• **Challenge**: Count each line in which the word "left" appears. Reply with the total and nothing more.

• **Supplied material**:
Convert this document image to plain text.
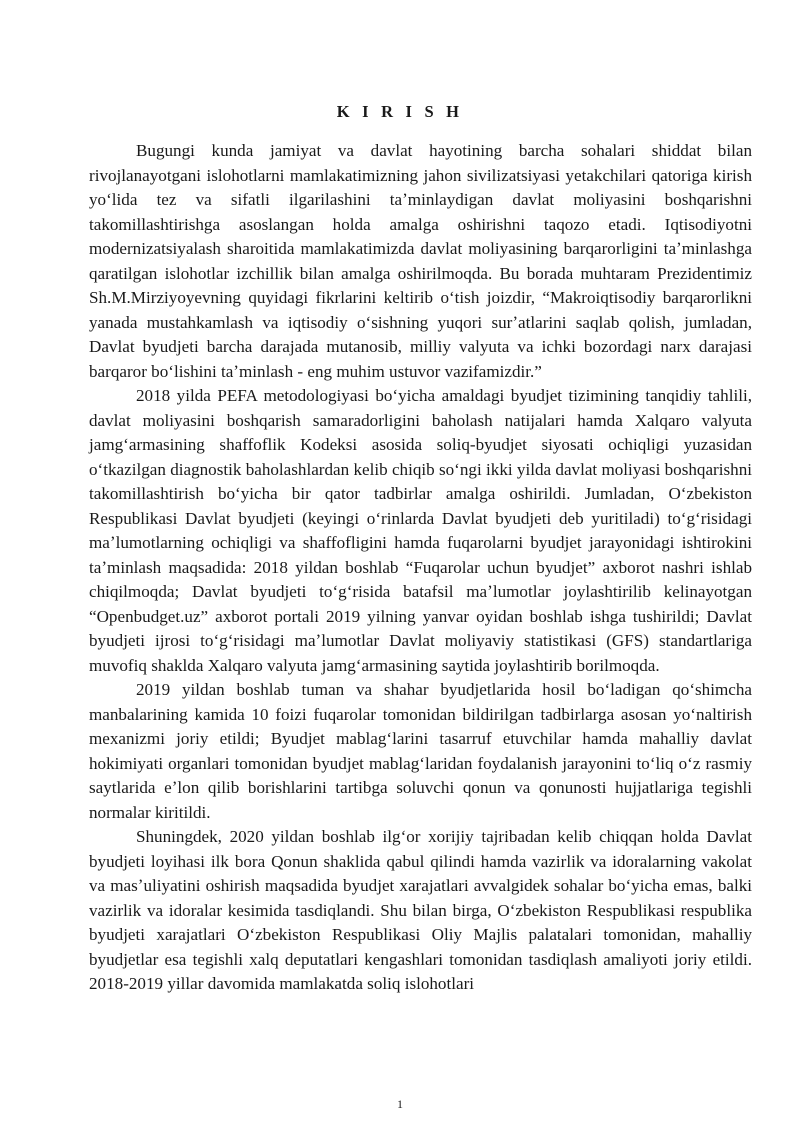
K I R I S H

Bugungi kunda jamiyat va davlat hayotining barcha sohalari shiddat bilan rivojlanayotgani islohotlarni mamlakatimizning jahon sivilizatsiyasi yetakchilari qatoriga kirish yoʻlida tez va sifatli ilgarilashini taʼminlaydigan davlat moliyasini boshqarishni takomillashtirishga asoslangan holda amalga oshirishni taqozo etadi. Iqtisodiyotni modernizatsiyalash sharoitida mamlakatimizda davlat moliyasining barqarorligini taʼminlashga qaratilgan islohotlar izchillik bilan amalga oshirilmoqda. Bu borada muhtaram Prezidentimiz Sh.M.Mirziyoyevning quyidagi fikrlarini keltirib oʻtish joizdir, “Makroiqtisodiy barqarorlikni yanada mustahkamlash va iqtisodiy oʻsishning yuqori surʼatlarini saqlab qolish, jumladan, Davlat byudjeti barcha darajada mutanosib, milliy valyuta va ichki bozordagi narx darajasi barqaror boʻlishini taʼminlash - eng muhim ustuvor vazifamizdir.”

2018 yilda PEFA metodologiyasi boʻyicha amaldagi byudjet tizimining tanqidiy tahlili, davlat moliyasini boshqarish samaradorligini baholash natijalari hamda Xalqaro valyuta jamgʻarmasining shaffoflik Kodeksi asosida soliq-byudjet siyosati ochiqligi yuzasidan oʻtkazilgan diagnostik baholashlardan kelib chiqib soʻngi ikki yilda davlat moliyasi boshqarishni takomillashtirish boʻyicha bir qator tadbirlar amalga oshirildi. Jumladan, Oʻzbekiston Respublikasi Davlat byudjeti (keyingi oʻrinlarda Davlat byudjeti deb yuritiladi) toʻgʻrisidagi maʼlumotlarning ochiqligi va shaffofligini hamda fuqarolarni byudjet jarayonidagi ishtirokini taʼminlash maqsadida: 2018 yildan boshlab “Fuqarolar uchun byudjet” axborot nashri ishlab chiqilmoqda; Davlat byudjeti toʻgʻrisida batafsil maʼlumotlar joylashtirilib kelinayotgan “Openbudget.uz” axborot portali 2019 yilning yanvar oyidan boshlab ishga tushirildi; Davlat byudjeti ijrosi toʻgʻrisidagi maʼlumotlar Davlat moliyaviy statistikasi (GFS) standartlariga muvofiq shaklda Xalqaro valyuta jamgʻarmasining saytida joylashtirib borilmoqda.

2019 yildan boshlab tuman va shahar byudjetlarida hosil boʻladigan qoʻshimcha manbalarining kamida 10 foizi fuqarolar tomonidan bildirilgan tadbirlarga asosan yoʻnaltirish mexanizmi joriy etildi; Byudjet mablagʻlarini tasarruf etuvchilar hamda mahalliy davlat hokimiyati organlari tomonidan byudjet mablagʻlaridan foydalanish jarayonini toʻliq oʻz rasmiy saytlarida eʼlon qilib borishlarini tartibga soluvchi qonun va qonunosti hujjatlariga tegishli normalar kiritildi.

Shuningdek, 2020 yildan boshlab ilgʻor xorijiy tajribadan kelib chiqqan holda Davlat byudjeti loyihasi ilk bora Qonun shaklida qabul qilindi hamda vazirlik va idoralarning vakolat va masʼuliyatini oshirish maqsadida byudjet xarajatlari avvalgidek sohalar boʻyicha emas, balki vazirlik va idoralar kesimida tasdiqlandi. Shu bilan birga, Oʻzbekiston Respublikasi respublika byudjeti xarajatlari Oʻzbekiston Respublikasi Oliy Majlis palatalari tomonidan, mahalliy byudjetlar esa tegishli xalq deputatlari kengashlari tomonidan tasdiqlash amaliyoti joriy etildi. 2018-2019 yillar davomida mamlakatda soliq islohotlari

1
--
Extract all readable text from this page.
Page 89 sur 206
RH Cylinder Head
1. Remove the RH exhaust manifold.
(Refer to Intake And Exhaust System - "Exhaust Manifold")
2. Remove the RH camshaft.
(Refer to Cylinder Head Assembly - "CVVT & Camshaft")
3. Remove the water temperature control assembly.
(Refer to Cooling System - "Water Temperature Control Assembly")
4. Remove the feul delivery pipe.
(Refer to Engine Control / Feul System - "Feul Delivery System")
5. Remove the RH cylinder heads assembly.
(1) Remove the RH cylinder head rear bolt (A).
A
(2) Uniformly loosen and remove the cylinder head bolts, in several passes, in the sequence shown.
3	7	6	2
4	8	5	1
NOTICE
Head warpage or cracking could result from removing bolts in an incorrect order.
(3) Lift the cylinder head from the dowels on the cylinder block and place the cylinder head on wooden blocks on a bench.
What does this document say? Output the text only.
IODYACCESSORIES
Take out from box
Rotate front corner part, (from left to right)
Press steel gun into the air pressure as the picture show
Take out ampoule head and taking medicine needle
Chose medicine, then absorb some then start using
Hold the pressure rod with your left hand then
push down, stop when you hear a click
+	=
...
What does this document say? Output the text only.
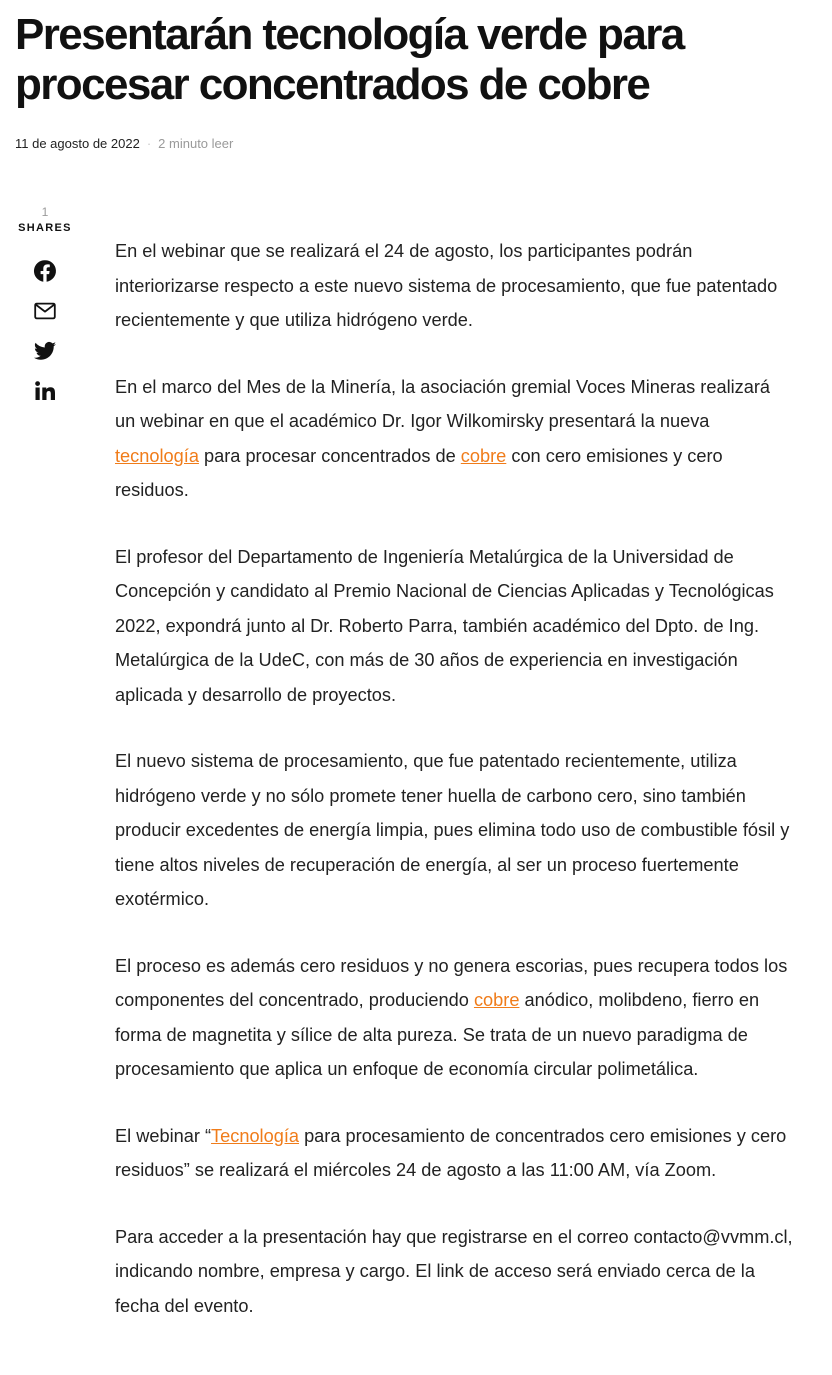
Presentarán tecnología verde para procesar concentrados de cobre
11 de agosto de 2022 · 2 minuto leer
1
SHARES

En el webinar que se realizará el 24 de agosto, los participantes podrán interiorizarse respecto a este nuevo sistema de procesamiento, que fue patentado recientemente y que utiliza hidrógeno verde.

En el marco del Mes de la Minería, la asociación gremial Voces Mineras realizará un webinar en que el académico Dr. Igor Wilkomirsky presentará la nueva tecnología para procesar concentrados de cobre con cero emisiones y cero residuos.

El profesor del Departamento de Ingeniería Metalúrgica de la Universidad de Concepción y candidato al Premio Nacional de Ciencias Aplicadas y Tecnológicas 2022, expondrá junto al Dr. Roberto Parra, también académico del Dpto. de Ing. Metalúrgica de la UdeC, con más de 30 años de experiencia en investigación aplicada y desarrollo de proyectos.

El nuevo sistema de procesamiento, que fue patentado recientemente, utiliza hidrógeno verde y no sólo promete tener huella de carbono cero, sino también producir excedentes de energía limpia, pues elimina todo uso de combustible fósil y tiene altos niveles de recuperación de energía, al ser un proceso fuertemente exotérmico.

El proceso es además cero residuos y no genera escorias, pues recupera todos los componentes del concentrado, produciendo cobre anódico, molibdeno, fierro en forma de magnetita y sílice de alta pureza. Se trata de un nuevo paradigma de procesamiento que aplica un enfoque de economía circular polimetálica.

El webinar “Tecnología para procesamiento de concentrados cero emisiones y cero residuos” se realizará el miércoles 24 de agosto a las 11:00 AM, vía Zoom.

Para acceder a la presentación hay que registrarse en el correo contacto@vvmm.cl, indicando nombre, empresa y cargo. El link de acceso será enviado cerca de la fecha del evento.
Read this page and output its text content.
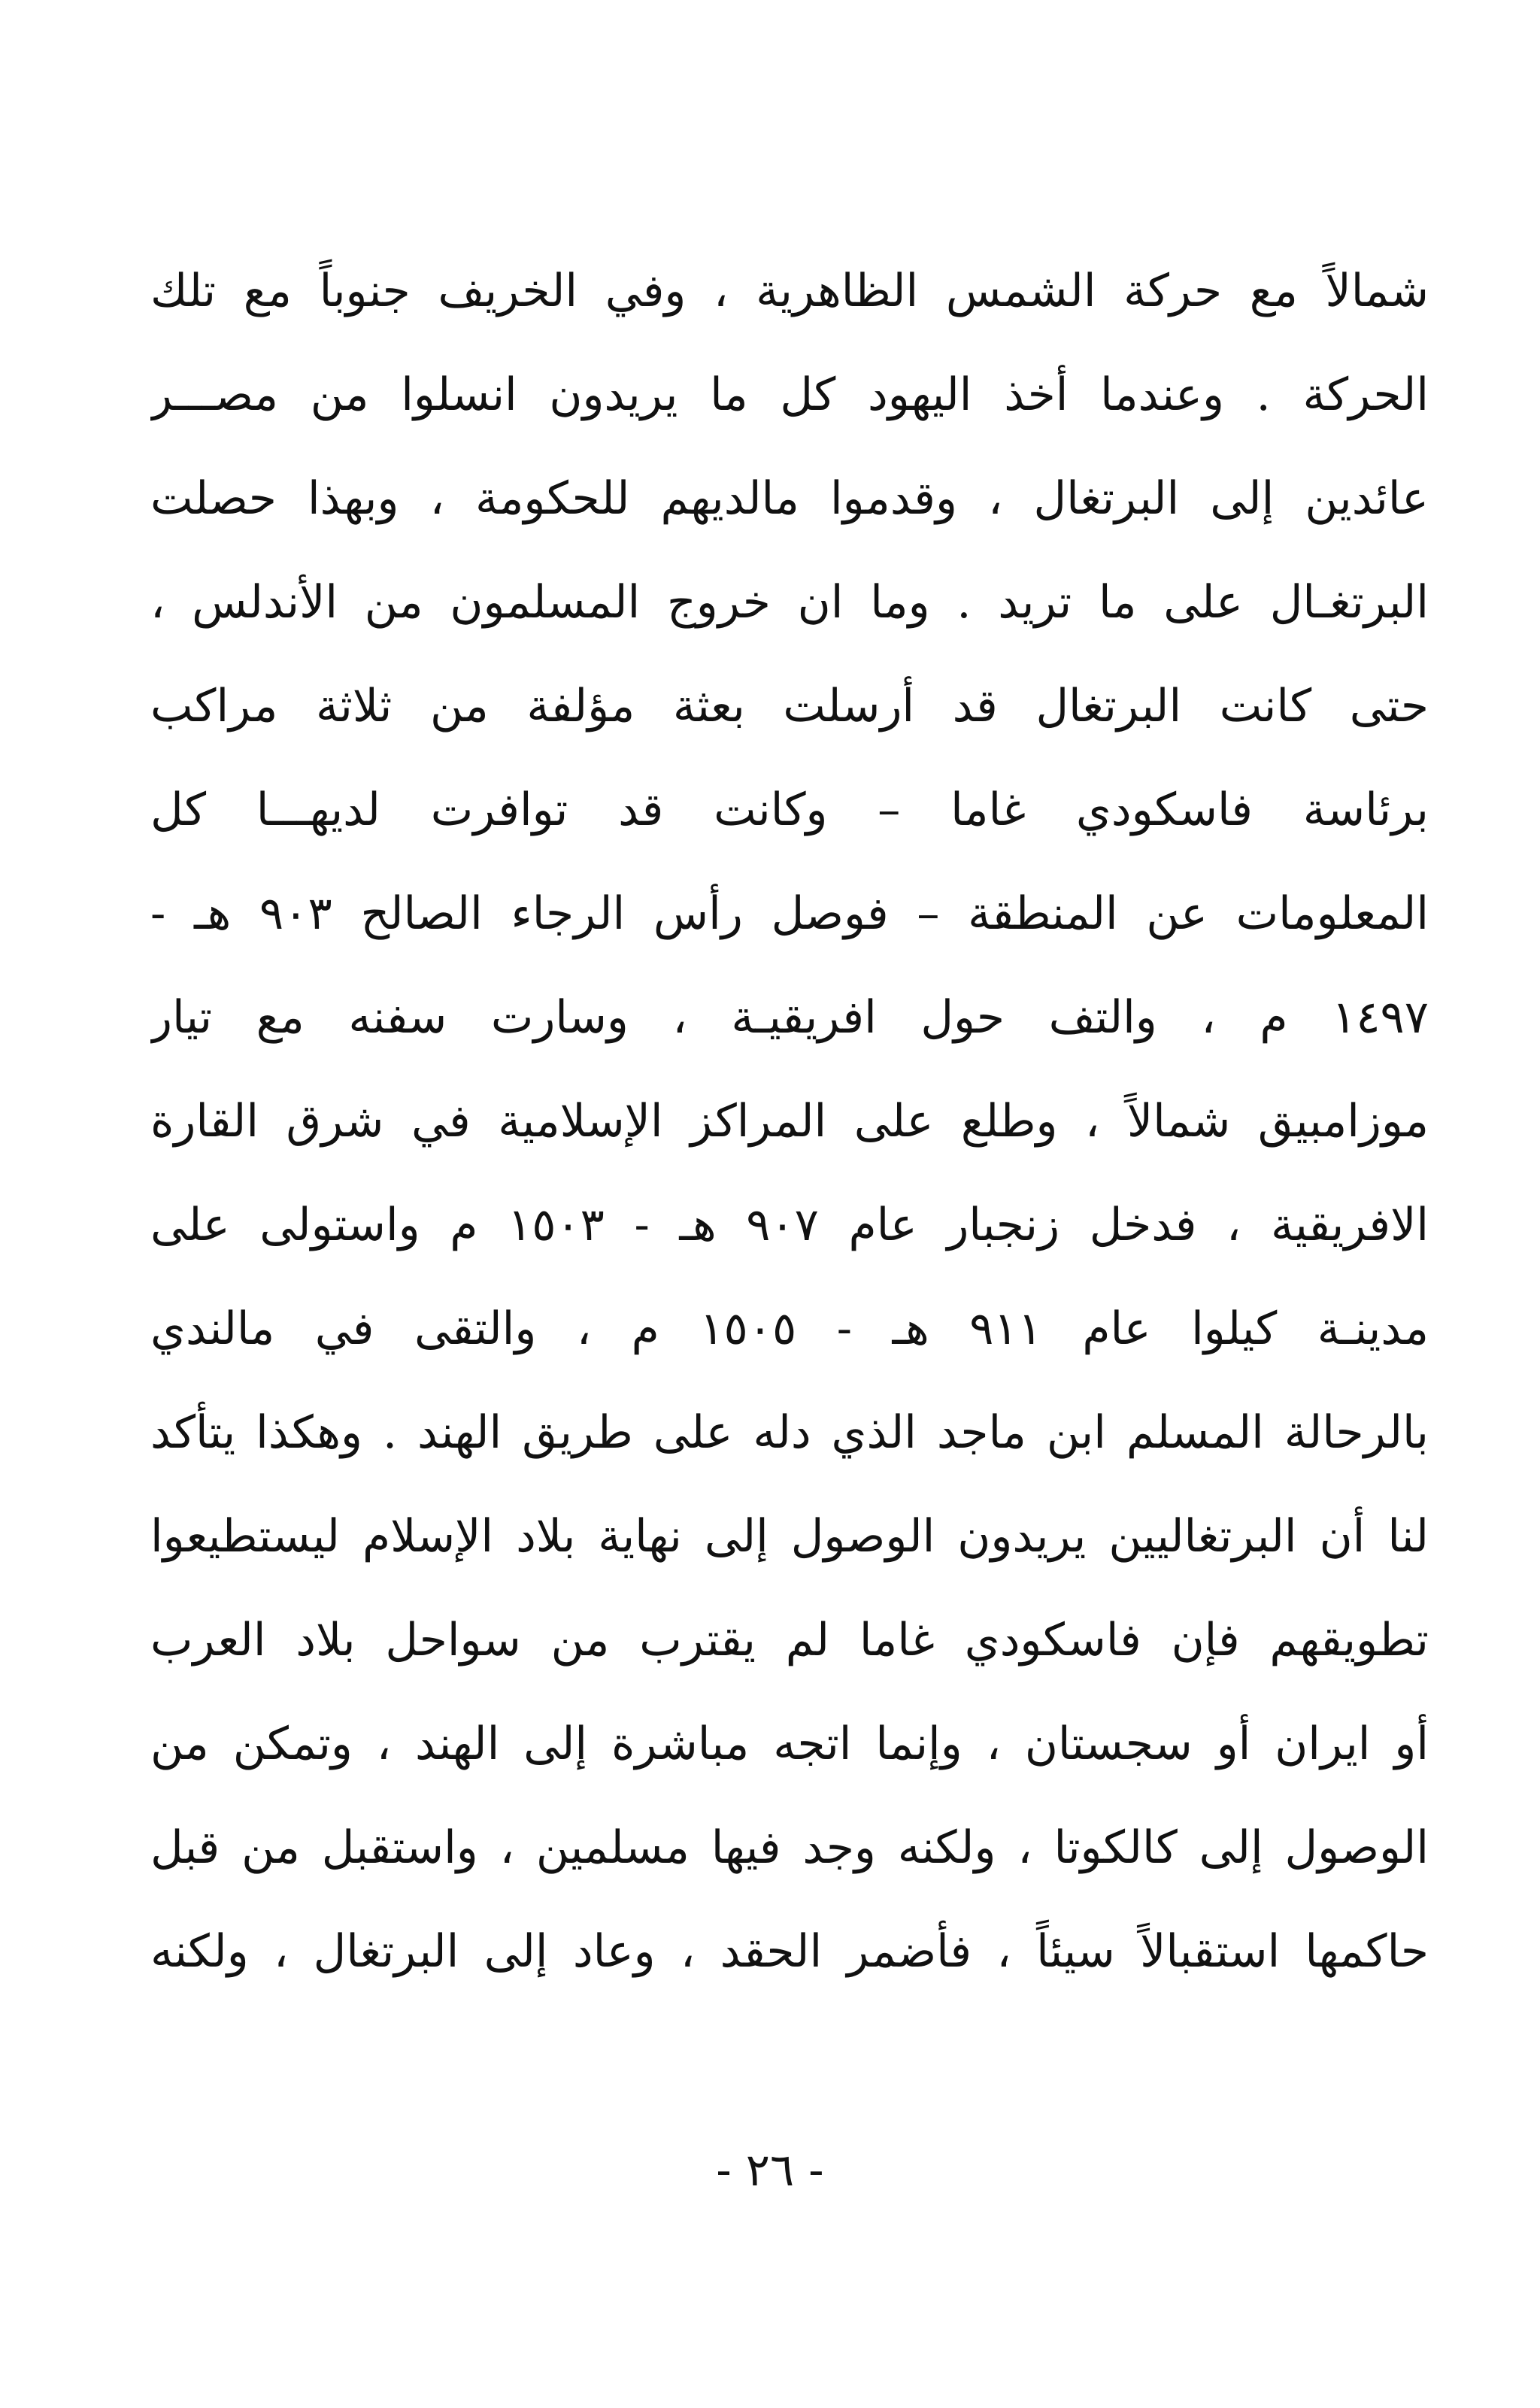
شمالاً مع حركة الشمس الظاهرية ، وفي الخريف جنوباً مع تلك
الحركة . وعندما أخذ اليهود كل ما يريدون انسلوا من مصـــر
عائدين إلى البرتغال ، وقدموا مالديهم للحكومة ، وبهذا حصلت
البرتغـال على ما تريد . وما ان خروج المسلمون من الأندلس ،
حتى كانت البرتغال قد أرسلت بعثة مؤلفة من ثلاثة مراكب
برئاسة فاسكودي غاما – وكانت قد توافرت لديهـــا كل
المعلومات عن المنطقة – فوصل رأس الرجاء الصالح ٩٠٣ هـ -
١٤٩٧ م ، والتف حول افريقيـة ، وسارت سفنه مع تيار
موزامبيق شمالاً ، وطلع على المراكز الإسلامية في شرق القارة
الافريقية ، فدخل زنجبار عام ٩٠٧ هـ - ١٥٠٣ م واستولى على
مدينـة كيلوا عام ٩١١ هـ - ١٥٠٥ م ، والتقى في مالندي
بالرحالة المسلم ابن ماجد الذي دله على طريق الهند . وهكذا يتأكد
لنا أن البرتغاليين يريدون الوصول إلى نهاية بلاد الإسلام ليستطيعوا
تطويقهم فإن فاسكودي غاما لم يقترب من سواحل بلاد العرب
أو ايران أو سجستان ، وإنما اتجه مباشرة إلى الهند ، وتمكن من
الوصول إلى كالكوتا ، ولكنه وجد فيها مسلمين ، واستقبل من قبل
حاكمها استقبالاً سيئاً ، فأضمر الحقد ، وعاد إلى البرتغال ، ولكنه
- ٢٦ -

• **Worked solution**: 2